* THINGS TO DO:
(1) Rewrite the passage on copyright term length between "Anyway, there are" and "hold that thought…).", inclusive, replacing "movies" with "films".
(2) Reproduce the records verbatim from their first line through the line holding "icon: magnifying glass: [704, 103, 744, 144]", inclusive.

* EXTRACT PROVIDED:

_____

Anyway, there are actually strong public policy reasons to consider returning the US to a 28 year/28 year extension copyright system. Evidence has shown a massive cost to the public of our over extended copyright law — and the constitutional underpinnings of copyright law are that it must benefit the public (not, necessarily, the copyright holder). On top of that, back when we did have a 28/28 copyright system (which we had until 1978), the vast, vast majority of copyright holders did not renew their copyrights at the 28 year mark. The one exception, by the way, was movies (which, hold that thought…).
So, there are perfectly good, principled policy reasons to push for shorter copyright. Indeed, there are economic studies that have suggested the ideal copyright term for public benefit is somewhere around 15 to 38 years. And, it seems that a perfectly reasonable way to set this up is to have extremely short copyright terms, with frequent renewal periods that grow increasingly expensive. If it’s not worth it for someone to renew, let the work go into the public domain where the public can make use of it.

_____

* DATA LISTING:
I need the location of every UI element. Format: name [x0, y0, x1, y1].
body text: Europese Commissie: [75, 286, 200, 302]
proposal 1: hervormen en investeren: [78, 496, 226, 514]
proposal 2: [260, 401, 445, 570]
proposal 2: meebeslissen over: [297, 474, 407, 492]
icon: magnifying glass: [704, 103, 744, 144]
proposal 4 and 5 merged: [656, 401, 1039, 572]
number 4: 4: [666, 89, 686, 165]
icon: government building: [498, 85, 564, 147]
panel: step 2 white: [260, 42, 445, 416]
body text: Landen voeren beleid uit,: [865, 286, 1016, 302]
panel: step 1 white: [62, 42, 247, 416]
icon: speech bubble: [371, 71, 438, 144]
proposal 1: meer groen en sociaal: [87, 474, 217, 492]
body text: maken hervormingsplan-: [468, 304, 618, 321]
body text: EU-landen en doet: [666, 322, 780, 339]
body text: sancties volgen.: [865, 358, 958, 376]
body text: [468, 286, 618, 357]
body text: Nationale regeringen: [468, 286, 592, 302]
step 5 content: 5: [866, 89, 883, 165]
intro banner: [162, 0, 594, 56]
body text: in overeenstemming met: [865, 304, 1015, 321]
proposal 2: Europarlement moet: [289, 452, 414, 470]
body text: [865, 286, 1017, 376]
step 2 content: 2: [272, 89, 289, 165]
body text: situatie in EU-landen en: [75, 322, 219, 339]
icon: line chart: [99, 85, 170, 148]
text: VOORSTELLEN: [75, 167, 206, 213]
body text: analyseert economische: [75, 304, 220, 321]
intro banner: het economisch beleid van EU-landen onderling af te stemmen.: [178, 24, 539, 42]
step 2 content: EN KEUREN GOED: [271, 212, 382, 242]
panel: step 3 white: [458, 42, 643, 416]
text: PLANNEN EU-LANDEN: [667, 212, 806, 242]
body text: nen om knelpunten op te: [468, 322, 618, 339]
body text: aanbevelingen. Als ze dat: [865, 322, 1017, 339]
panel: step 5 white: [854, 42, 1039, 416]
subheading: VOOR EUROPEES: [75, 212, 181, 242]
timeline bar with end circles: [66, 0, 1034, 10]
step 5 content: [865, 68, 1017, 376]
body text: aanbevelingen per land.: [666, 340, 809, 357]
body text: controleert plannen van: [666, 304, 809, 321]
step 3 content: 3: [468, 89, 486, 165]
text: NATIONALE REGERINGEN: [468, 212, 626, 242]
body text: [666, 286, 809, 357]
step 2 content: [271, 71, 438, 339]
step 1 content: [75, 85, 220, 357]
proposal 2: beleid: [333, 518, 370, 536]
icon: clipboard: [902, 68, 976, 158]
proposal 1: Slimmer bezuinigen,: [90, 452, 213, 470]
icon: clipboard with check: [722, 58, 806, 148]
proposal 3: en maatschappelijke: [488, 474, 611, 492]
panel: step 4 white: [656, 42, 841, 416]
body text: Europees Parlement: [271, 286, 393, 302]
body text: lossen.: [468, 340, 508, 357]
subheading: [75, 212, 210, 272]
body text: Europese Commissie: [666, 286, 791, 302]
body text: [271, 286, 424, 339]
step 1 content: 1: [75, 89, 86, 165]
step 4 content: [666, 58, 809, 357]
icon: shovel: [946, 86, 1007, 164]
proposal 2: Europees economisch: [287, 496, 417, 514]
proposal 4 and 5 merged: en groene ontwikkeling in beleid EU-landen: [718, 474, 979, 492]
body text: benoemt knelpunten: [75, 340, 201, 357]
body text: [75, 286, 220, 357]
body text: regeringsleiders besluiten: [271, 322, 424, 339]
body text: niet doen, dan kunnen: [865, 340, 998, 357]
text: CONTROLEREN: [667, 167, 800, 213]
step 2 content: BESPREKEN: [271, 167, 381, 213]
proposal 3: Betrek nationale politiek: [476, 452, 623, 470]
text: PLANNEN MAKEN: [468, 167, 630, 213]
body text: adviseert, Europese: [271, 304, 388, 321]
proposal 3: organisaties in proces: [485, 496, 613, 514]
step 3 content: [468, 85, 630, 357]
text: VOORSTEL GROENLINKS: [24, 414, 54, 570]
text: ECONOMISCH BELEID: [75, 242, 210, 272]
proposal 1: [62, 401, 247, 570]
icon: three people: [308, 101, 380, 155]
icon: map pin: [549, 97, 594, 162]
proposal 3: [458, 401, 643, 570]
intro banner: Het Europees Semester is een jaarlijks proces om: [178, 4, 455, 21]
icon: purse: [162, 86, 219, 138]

_____

* SOLUTIONS TO THE TASKS:
(1)
Anyway, there are actually strong public policy reasons to consider returning the US to a 28 year/28 year extension copyright system. Evidence has shown a massive cost to the public of our over extended copyright law — and the constitutional underpinnings of copyright law are that it must benefit the public (not, necessarily, the copyright holder). On top of that, back when we did have a 28/28 copyright system (which we had until 1978), the vast, vast majority of copyright holders did not renew their copyrights at the 28 year mark. The one exception, by the way, was films (which, hold that thought…).

(2)
I need the location of every UI element. Format: name [x0, y0, x1, y1].
body text: Europese Commissie: [75, 286, 200, 302]
proposal 1: hervormen en investeren: [78, 496, 226, 514]
proposal 2: [260, 401, 445, 570]
proposal 2: meebeslissen over: [297, 474, 407, 492]
icon: magnifying glass: [704, 103, 744, 144]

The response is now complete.